STATED TASK ▸
Pick out every line that holds the string "color" and copy it.

INPUT ROWS ▸
· · · · ·

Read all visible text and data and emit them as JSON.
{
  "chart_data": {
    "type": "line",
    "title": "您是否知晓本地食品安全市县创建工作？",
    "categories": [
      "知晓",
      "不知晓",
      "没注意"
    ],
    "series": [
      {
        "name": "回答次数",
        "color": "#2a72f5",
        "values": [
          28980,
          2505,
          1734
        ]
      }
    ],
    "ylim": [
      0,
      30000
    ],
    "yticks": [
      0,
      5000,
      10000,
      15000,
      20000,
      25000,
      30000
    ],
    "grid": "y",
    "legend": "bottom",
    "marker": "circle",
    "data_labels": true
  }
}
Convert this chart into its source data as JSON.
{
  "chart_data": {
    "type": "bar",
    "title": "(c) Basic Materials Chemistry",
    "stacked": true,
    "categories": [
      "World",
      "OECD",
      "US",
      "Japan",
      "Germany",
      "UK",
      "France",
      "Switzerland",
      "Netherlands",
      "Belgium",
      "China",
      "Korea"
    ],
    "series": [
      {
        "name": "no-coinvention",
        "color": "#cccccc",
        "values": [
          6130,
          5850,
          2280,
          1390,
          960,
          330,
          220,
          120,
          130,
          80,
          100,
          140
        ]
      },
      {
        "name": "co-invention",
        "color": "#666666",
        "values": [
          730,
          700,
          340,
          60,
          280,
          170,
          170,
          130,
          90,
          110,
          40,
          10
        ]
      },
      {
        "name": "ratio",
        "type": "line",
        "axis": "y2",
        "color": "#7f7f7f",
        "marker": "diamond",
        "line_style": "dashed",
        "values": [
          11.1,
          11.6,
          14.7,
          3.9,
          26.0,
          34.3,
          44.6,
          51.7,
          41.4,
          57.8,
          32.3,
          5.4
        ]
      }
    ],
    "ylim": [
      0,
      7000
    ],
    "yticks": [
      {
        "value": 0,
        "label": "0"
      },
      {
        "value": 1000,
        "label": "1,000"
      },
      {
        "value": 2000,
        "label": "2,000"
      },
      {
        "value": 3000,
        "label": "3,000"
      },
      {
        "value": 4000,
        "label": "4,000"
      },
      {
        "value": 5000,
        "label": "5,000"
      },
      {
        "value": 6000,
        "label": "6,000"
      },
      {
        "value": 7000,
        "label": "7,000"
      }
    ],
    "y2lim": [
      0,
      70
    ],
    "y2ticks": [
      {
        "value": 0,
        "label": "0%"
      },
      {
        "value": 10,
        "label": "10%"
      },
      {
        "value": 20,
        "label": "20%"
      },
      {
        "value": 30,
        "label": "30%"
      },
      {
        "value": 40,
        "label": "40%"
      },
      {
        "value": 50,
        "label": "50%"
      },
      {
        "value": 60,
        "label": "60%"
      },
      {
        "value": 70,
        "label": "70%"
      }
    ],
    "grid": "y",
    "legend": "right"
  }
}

· · · · ·

THE SOLUTION ▸
        "color": "#2a72f5",
        "color": "#cccccc",
        "color": "#666666",
        "color": "#7f7f7f",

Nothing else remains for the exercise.